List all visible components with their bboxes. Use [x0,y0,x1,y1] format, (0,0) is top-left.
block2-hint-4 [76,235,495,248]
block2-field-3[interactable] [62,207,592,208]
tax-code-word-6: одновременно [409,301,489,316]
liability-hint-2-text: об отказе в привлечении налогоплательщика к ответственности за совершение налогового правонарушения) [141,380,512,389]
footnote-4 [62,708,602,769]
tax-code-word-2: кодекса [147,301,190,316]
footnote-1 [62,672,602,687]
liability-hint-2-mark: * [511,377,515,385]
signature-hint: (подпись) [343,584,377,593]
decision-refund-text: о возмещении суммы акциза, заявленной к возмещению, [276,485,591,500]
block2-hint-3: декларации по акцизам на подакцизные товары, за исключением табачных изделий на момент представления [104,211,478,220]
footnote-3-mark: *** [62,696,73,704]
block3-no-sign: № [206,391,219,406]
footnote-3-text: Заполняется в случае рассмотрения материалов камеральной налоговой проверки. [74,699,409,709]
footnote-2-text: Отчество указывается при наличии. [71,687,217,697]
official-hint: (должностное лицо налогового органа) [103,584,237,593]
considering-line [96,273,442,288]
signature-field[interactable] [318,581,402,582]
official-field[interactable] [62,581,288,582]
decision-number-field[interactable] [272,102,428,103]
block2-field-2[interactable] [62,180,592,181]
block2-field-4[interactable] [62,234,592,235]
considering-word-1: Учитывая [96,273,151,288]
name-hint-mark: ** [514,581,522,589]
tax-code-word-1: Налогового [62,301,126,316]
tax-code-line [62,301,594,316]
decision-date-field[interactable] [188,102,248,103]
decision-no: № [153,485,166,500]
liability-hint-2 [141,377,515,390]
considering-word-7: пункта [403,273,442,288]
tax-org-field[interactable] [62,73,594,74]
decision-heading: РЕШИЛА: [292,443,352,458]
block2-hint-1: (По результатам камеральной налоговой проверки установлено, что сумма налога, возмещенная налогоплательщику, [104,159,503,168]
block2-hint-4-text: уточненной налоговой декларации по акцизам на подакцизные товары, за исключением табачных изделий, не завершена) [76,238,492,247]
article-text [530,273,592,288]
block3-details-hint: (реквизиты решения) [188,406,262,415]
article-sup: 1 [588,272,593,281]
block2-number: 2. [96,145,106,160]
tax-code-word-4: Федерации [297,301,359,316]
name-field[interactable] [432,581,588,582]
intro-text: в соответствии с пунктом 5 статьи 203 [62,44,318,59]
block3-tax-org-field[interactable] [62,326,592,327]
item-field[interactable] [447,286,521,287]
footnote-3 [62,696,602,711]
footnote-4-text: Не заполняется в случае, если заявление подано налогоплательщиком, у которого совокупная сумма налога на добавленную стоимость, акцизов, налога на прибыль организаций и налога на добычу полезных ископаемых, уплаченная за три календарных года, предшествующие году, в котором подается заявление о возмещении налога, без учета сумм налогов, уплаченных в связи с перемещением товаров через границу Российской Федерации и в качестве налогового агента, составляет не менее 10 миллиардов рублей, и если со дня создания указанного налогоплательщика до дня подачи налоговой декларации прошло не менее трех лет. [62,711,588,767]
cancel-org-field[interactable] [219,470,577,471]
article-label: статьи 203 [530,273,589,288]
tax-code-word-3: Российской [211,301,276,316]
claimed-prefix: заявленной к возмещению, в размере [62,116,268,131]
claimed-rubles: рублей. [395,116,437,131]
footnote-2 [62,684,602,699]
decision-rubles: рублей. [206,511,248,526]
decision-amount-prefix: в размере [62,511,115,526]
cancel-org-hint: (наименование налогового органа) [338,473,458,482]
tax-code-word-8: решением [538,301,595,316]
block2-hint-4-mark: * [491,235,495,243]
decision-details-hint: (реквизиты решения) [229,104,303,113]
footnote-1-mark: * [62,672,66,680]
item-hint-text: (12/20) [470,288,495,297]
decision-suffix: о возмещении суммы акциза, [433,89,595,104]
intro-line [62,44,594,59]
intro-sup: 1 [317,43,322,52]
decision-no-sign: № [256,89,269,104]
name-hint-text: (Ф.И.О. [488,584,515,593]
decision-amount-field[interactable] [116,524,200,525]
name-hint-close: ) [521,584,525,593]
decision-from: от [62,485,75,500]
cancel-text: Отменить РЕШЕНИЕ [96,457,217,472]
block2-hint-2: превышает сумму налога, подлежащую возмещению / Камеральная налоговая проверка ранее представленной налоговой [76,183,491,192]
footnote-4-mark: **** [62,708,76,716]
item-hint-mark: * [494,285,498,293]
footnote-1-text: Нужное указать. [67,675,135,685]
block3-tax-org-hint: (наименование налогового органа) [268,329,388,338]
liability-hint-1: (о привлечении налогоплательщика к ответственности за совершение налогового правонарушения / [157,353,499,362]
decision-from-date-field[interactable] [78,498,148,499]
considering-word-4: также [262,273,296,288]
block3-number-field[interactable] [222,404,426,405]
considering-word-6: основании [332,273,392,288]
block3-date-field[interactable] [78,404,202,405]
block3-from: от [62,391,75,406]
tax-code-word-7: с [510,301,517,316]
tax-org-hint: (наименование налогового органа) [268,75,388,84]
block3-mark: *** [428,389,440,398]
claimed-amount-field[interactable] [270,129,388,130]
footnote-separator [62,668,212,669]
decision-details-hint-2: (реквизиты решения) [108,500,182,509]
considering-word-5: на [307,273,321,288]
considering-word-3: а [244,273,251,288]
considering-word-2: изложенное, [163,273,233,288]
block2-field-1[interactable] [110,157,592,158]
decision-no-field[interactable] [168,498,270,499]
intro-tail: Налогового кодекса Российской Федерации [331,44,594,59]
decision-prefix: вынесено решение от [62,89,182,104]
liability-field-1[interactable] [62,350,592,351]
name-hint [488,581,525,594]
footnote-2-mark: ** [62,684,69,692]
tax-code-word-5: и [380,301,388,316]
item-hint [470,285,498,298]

» **Task to complete**: Can you copy, without any change, the lines from the very first one through the one containing "block3-no-sign: № [206,391,219,406]", including both of those?

» **The result**:
List all visible components with their bboxes. Use [x0,y0,x1,y1] format, (0,0) is top-left.
block2-hint-4 [76,235,495,248]
block2-field-3[interactable] [62,207,592,208]
tax-code-word-6: одновременно [409,301,489,316]
liability-hint-2-text: об отказе в привлечении налогоплательщика к ответственности за совершение налогового правонарушения) [141,380,512,389]
footnote-4 [62,708,602,769]
tax-code-word-2: кодекса [147,301,190,316]
footnote-1 [62,672,602,687]
liability-hint-2-mark: * [511,377,515,385]
signature-hint: (подпись) [343,584,377,593]
decision-refund-text: о возмещении суммы акциза, заявленной к возмещению, [276,485,591,500]
block2-hint-3: декларации по акцизам на подакцизные товары, за исключением табачных изделий на момент представления [104,211,478,220]
footnote-3-mark: *** [62,696,73,704]
block3-no-sign: № [206,391,219,406]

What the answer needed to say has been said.